Task goal:
In the listing below, count the lines containing the string "xlabel" and state only the number.

[Items from a figure collection]
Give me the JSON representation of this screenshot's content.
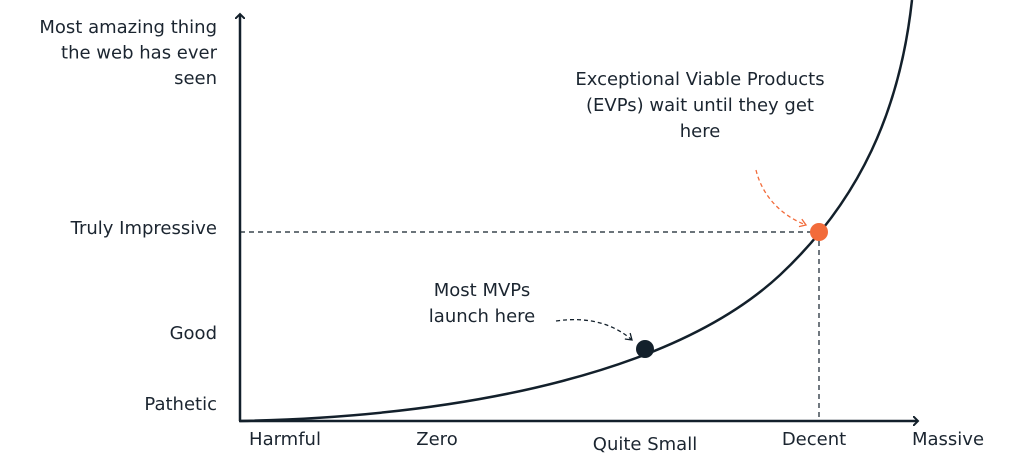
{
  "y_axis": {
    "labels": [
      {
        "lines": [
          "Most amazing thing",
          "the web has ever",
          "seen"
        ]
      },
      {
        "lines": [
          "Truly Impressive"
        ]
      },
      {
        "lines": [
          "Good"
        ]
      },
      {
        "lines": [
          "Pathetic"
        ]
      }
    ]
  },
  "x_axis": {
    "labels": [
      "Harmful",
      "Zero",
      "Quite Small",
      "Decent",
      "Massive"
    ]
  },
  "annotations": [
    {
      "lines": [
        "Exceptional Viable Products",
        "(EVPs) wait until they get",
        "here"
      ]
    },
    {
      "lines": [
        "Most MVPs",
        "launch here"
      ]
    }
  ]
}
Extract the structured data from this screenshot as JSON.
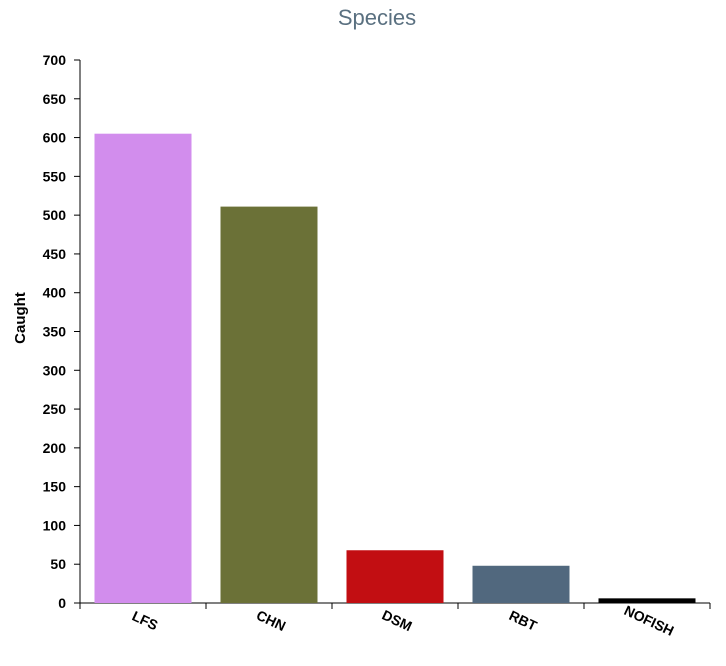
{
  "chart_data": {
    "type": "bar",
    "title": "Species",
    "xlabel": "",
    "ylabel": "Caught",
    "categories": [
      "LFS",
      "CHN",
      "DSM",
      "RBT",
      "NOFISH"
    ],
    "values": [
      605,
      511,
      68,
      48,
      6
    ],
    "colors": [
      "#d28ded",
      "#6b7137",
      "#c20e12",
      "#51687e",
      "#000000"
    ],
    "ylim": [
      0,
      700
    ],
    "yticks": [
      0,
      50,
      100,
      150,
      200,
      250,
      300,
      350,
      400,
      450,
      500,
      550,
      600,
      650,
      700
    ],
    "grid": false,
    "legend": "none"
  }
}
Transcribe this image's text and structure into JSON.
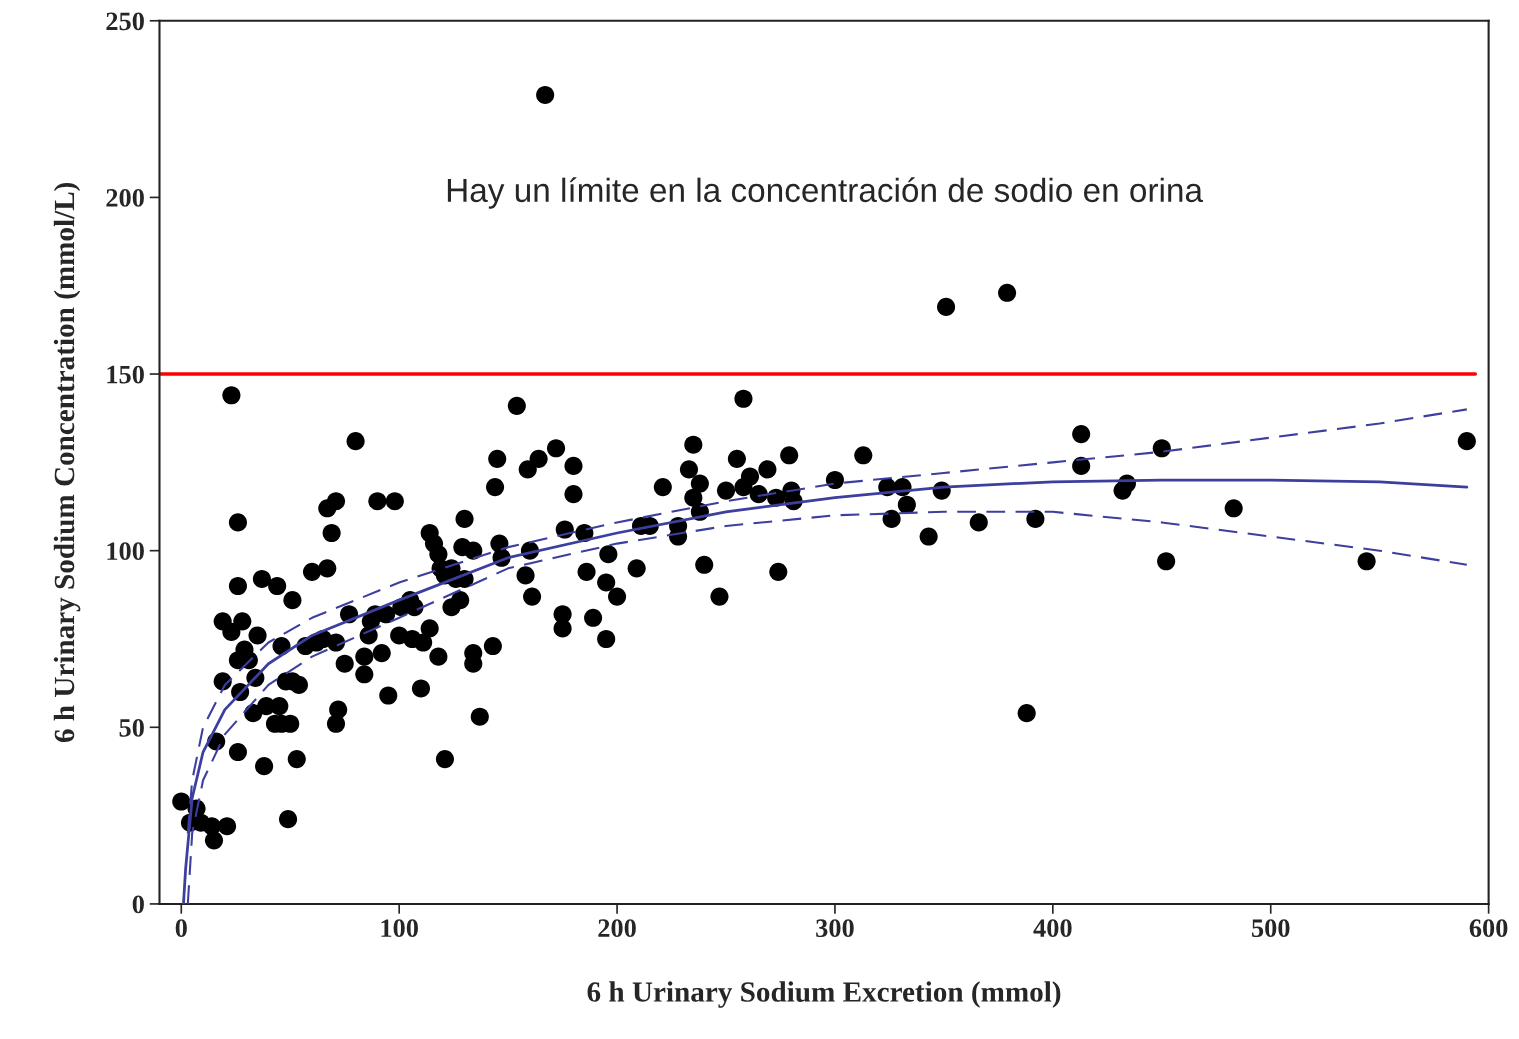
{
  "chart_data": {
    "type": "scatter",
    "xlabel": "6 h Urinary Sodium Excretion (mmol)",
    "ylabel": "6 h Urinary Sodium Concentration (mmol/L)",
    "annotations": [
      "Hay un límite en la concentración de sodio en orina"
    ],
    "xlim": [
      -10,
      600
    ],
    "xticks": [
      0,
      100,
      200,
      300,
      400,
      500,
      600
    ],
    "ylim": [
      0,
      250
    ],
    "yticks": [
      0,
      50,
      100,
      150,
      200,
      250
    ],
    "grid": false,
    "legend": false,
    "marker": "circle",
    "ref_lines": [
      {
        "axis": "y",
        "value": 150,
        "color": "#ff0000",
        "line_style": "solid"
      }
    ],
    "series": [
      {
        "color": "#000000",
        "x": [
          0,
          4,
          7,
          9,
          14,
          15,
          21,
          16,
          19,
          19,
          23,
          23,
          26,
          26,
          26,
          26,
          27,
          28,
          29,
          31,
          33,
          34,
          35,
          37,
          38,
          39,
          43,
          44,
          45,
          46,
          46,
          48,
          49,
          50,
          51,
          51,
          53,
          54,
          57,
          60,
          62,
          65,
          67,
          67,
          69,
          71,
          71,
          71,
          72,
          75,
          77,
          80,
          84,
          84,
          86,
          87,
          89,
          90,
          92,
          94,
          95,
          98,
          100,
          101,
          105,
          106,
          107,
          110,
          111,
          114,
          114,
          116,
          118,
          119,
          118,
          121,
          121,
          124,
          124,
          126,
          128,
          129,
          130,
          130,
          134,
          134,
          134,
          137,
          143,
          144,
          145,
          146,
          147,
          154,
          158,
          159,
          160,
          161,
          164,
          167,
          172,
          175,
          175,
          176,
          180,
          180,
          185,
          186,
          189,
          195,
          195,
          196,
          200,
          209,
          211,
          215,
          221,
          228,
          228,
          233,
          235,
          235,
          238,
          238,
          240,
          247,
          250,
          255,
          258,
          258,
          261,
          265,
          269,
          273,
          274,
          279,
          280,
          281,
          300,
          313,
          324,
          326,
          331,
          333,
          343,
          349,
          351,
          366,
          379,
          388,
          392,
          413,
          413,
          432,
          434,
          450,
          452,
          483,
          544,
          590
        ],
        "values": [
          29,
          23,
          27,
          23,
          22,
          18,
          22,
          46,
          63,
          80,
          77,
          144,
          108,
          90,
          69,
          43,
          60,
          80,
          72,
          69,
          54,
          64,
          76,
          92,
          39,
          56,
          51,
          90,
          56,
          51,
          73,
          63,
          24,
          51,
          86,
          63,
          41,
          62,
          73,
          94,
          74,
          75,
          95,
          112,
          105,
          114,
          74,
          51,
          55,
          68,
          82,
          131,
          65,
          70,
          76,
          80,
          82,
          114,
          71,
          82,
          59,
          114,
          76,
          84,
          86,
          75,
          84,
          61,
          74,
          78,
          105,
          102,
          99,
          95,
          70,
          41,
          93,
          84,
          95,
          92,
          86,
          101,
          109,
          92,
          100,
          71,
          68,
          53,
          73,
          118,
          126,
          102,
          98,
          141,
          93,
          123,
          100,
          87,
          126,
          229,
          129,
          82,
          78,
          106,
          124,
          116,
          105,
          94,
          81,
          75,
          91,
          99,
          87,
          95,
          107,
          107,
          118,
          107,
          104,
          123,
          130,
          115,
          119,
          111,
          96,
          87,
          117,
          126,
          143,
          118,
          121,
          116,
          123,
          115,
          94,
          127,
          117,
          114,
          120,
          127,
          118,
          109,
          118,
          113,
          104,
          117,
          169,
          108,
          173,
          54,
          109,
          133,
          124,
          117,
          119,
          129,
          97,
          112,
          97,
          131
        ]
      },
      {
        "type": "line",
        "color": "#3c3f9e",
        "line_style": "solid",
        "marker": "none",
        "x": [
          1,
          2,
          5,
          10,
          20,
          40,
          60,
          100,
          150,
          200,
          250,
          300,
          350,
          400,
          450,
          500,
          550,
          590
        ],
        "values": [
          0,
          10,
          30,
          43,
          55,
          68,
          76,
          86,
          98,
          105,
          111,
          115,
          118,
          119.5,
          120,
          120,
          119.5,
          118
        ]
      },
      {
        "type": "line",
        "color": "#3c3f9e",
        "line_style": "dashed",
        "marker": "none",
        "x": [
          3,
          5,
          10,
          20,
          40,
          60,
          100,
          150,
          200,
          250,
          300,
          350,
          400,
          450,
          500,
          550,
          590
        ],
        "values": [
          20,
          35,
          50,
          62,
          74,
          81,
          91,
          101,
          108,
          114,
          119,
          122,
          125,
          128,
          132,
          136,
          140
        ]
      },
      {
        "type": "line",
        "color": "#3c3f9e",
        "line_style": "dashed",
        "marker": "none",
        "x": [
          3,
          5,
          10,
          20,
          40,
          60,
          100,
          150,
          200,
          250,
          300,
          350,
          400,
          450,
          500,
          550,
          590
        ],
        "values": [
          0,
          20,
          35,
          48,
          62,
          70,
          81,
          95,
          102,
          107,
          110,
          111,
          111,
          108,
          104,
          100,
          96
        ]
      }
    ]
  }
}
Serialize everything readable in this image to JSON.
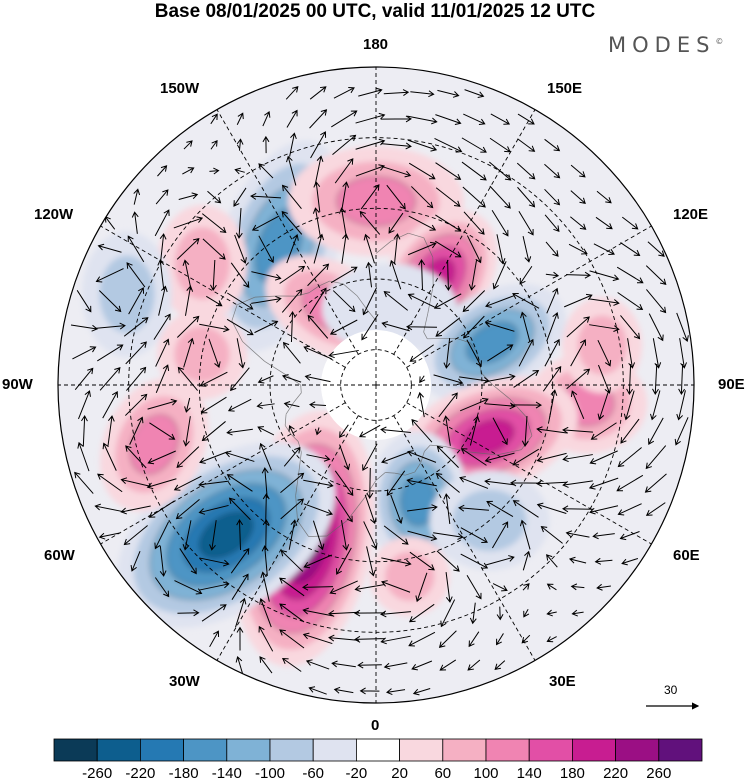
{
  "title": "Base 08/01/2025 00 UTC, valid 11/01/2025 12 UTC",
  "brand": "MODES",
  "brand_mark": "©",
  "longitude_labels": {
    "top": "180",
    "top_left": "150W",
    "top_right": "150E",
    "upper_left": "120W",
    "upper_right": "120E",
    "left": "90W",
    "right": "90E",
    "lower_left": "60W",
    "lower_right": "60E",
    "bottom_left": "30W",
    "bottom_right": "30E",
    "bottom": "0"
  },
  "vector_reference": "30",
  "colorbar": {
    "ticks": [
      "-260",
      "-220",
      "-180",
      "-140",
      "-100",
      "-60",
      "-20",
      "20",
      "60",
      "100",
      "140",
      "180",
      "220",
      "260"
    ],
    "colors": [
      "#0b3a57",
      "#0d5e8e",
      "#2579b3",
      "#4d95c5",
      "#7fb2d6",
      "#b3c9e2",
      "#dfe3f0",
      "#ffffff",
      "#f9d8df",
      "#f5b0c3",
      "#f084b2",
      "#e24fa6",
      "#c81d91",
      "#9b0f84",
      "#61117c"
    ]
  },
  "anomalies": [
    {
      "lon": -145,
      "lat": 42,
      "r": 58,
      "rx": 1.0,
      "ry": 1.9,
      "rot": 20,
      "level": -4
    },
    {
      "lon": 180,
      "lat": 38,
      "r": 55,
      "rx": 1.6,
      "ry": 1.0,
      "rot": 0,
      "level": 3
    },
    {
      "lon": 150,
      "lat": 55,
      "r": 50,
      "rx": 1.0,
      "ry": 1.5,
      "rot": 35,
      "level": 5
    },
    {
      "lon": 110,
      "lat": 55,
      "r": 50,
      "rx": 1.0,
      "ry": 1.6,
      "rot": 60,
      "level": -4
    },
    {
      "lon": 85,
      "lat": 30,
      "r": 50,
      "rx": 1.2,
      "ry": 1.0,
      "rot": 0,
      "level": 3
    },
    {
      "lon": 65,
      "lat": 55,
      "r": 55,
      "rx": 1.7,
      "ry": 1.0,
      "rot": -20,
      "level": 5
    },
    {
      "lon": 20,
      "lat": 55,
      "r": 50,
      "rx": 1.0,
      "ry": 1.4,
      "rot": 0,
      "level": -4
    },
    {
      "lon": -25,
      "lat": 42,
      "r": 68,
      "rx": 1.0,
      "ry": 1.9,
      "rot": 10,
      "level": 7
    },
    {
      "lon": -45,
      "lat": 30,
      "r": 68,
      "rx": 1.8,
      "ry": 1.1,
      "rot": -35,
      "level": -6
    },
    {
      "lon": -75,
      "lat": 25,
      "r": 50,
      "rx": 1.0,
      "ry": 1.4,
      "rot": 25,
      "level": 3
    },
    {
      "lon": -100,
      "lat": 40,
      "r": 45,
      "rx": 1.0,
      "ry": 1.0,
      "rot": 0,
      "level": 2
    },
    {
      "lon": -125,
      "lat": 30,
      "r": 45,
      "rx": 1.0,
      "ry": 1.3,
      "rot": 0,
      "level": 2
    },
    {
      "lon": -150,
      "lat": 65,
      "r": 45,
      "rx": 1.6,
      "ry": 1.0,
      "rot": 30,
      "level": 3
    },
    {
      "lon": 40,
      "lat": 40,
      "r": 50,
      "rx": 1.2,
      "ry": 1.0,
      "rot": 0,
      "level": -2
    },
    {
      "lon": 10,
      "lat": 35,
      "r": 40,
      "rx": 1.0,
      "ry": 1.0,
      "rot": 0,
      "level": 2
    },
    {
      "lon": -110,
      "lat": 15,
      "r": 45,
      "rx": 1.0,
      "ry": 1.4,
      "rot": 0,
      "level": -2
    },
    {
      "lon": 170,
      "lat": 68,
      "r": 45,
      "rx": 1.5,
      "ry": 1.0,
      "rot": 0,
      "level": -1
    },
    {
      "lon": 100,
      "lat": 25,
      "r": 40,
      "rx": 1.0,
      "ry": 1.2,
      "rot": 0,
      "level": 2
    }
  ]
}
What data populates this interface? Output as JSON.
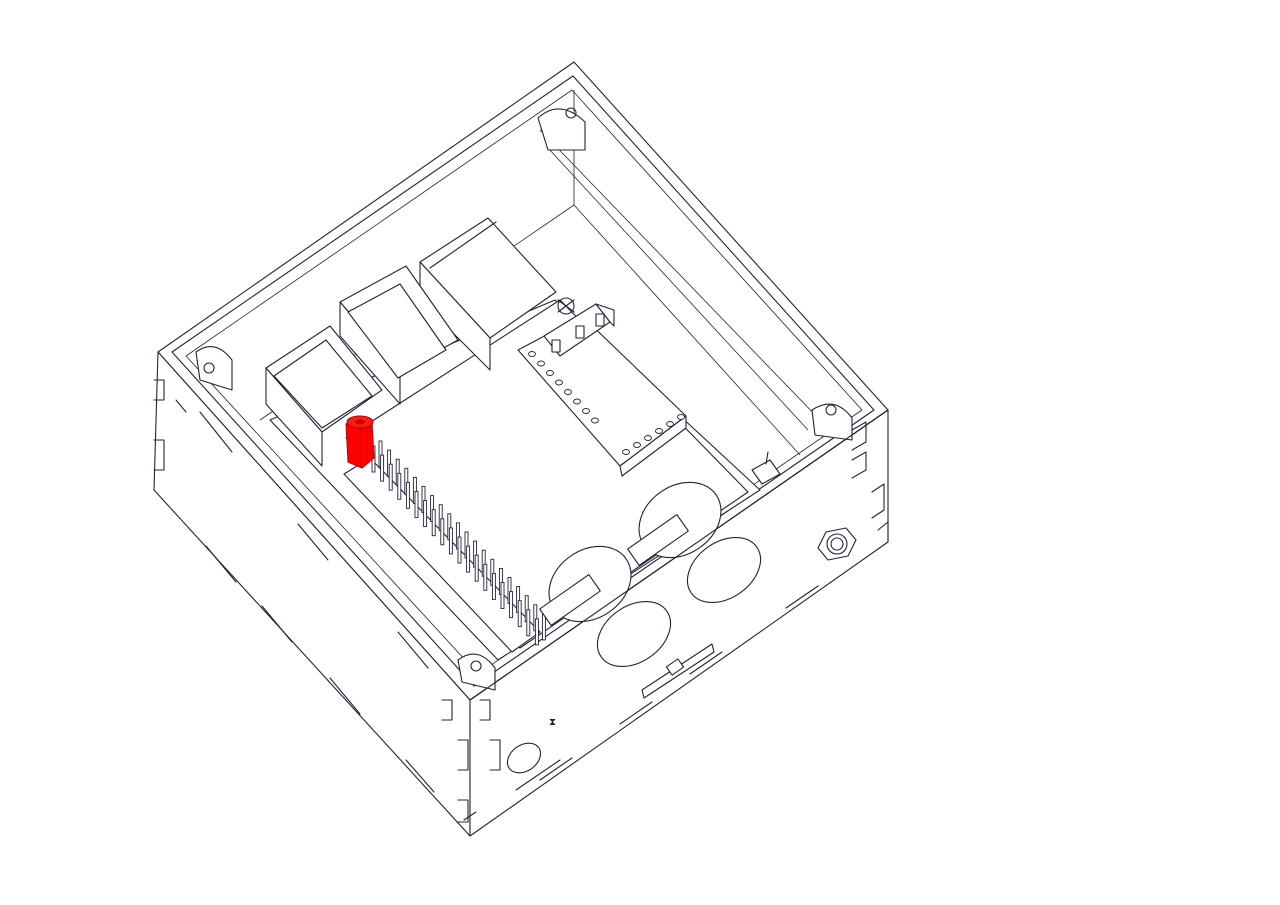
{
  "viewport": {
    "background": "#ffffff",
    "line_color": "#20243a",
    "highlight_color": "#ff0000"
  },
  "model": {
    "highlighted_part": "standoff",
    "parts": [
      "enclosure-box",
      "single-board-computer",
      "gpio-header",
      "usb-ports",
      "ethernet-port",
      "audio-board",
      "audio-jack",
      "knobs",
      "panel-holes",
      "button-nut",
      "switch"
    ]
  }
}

Reply to the task:
2